**What you are asked to do:** Set down the whole listing verbatim.

Dataset records:
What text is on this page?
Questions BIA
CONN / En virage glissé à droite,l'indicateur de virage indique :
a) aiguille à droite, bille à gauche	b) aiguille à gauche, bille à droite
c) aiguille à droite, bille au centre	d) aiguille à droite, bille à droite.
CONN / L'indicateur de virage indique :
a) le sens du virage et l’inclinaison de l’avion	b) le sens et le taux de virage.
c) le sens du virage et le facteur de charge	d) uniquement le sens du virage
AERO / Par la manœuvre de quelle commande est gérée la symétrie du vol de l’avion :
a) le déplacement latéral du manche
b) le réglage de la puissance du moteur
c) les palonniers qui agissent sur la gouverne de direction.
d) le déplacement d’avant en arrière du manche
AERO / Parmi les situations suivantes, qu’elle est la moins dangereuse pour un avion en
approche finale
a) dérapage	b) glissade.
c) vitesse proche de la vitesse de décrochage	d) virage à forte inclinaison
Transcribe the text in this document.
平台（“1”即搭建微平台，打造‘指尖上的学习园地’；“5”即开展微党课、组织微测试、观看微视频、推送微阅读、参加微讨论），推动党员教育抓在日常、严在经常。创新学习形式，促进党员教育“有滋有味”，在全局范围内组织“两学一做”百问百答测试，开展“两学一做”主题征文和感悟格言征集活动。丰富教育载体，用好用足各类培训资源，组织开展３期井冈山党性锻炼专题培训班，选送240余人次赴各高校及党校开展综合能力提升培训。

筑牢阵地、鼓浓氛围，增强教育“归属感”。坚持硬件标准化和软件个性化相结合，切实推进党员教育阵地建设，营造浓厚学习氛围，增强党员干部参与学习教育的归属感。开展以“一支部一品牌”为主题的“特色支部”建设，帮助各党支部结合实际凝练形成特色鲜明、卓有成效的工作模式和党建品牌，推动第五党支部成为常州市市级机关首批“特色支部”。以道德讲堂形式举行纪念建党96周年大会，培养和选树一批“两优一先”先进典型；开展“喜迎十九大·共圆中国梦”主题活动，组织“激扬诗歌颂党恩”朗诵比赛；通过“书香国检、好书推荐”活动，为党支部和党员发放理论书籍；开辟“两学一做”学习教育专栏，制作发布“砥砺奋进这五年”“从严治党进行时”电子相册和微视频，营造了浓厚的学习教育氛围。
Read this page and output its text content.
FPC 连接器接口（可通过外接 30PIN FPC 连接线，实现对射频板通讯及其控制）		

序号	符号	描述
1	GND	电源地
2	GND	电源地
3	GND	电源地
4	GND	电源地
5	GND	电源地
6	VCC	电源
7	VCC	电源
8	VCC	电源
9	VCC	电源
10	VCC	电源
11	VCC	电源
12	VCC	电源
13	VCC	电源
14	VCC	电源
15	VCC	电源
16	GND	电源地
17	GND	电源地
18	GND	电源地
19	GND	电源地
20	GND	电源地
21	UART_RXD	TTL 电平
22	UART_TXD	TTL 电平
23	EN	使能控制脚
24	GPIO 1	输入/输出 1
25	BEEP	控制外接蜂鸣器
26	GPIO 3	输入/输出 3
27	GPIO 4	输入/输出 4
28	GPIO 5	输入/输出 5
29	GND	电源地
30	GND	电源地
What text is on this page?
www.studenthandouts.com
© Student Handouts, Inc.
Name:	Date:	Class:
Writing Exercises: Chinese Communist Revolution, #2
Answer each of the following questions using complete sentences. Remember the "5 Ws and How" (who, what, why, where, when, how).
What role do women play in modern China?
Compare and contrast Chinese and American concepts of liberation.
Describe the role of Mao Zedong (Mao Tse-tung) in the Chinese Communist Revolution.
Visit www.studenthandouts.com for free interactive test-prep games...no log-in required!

**Task result:**
What text is on this page?
Questions BIA
CONN / En virage glissé à droite,l'indicateur de virage indique :
a) aiguille à droite, bille à gauche	b) aiguille à gauche, bille à droite
c) aiguille à droite, bille au centre	d) aiguille à droite, bille à droite.
CONN / L'indicateur de virage indique :
a) le sens du virage et l’inclinaison de l’avion	b) le sens et le taux de virage.
c) le sens du virage et le facteur de charge	d) uniquement le sens du virage
AERO / Par la manœuvre de quelle commande est gérée la symétrie du vol de l’avion :
a) le déplacement latéral du manche
b) le réglage de la puissance du moteur
c) les palonniers qui agissent sur la gouverne de direction.
d) le déplacement d’avant en arrière du manche
AERO / Parmi les situations suivantes, qu’elle est la moins dangereuse pour un avion en
approche finale
a) dérapage	b) glissade.
c) vitesse proche de la vitesse de décrochage	d) virage à forte inclinaison
Transcribe the text in this document.
平台（“1”即搭建微平台，打造‘指尖上的学习园地’；“5”即开展微党课、组织微测试、观看微视频、推送微阅读、参加微讨论），推动党员教育抓在日常、严在经常。创新学习形式，促进党员教育“有滋有味”，在全局范围内组织“两学一做”百问百答测试，开展“两学一做”主题征文和感悟格言征集活动。丰富教育载体，用好用足各类培训资源，组织开展３期井冈山党性锻炼专题培训班，选送240余人次赴各高校及党校开展综合能力提升培训。

筑牢阵地、鼓浓氛围，增强教育“归属感”。坚持硬件标准化和软件个性化相结合，切实推进党员教育阵地建设，营造浓厚学习氛围，增强党员干部参与学习教育的归属感。开展以“一支部一品牌”为主题的“特色支部”建设，帮助各党支部结合实际凝练形成特色鲜明、卓有成效的工作模式和党建品牌，推动第五党支部成为常州市市级机关首批“特色支部”。以道德讲堂形式举行纪念建党96周年大会，培养和选树一批“两优一先”先进典型；开展“喜迎十九大·共圆中国梦”主题活动，组织“激扬诗歌颂党恩”朗诵比赛；通过“书香国检、好书推荐”活动，为党支部和党员发放理论书籍；开辟“两学一做”学习教育专栏，制作发布“砥砺奋进这五年”“从严治党进行时”电子相册和微视频，营造了浓厚的学习教育氛围。
Read this page and output its text content.
FPC 连接器接口（可通过外接 30PIN FPC 连接线，实现对射频板通讯及其控制）		

序号	符号	描述
1	GND	电源地
2	GND	电源地
3	GND	电源地
4	GND	电源地
5	GND	电源地
6	VCC	电源
7	VCC	电源
8	VCC	电源
9	VCC	电源
10	VCC	电源
11	VCC	电源
12	VCC	电源
13	VCC	电源
14	VCC	电源
15	VCC	电源
16	GND	电源地
17	GND	电源地
18	GND	电源地
19	GND	电源地
20	GND	电源地
21	UART_RXD	TTL 电平
22	UART_TXD	TTL 电平
23	EN	使能控制脚
24	GPIO 1	输入/输出 1
25	BEEP	控制外接蜂鸣器
26	GPIO 3	输入/输出 3
27	GPIO 4	输入/输出 4
28	GPIO 5	输入/输出 5
29	GND	电源地
30	GND	电源地
What text is on this page?
www.studenthandouts.com
© Student Handouts, Inc.
Name:	Date:	Class:
Writing Exercises: Chinese Communist Revolution, #2
Answer each of the following questions using complete sentences. Remember the "5 Ws and How" (who, what, why, where, when, how).
What role do women play in modern China?
Compare and contrast Chinese and American concepts of liberation.
Describe the role of Mao Zedong (Mao Tse-tung) in the Chinese Communist Revolution.
Visit www.studenthandouts.com for free interactive test-prep games...no log-in required!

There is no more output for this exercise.